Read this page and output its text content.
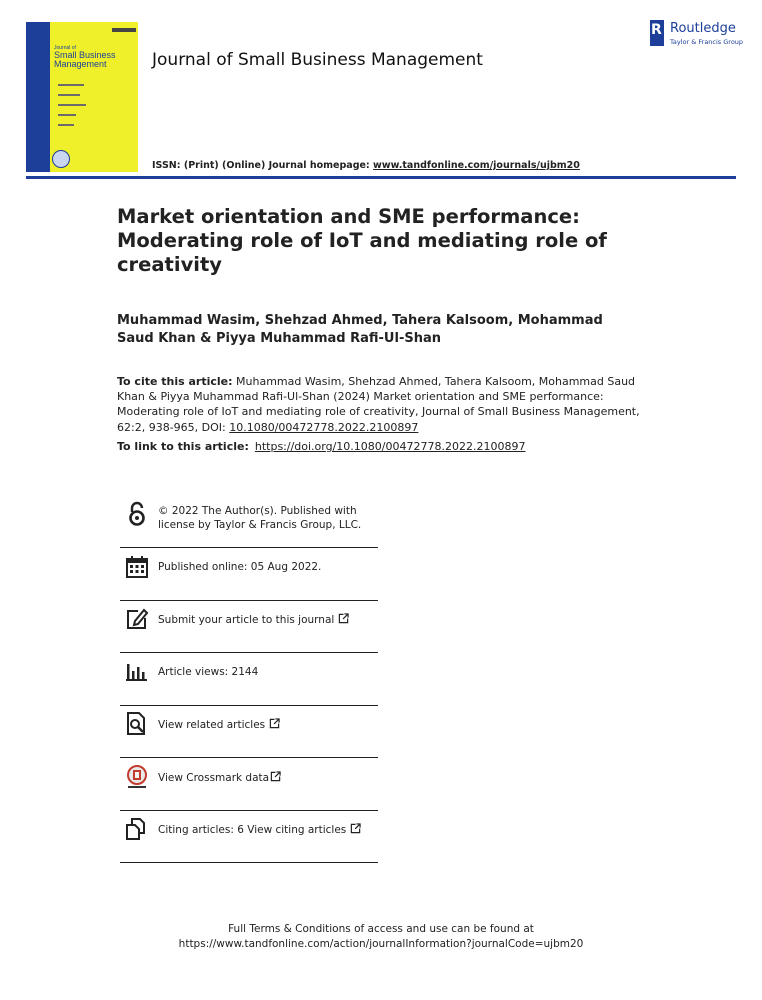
Journal of
Small Business Management	Journal of Small Business Management
R Routledge
Taylor & Francis Group
ISSN: (Print) (Online) Journal homepage: www.tandfonline.com/journals/ujbm20
Market orientation and SME performance: Moderating role of IoT and mediating role of creativity
Muhammad Wasim, Shehzad Ahmed, Tahera Kalsoom, Mohammad Saud Khan & Piyya Muhammad Rafi-Ul-Shan
To cite this article: Muhammad Wasim, Shehzad Ahmed, Tahera Kalsoom, Mohammad Saud Khan & Piyya Muhammad Rafi-Ul-Shan (2024) Market orientation and SME performance: Moderating role of IoT and mediating role of creativity, Journal of Small Business Management, 62:2, 938-965, DOI: 10.1080/00472778.2022.2100897
To link to this article: https://doi.org/10.1080/00472778.2022.2100897
© 2022 The Author(s). Published with license by Taylor & Francis Group, LLC.
Published online: 05 Aug 2022.
Submit your article to this journal
Article views: 2144
View related articles
View Crossmark data
Citing articles: 6 View citing articles
Full Terms & Conditions of access and use can be found at
https://www.tandfonline.com/action/journalInformation?journalCode=ujbm20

▬▬▬

→ GOAL OF THE EXERCISE
Copy the listing exactly. Any image in it stays out of the copy.

→ TASK RESPONSE
Read this page and output its text content.
Journal of
Small Business Management	Journal of Small Business Management
R Routledge
Taylor & Francis Group
ISSN: (Print) (Online) Journal homepage: www.tandfonline.com/journals/ujbm20
Market orientation and SME performance: Moderating role of IoT and mediating role of creativity
Muhammad Wasim, Shehzad Ahmed, Tahera Kalsoom, Mohammad Saud Khan & Piyya Muhammad Rafi-Ul-Shan
To cite this article: Muhammad Wasim, Shehzad Ahmed, Tahera Kalsoom, Mohammad Saud Khan & Piyya Muhammad Rafi-Ul-Shan (2024) Market orientation and SME performance: Moderating role of IoT and mediating role of creativity, Journal of Small Business Management, 62:2, 938-965, DOI: 10.1080/00472778.2022.2100897
To link to this article: https://doi.org/10.1080/00472778.2022.2100897
© 2022 The Author(s). Published with license by Taylor & Francis Group, LLC.
Published online: 05 Aug 2022.
Submit your article to this journal
Article views: 2144
View related articles
View Crossmark data
Citing articles: 6 View citing articles
Full Terms & Conditions of access and use can be found at
https://www.tandfonline.com/action/journalInformation?journalCode=ujbm20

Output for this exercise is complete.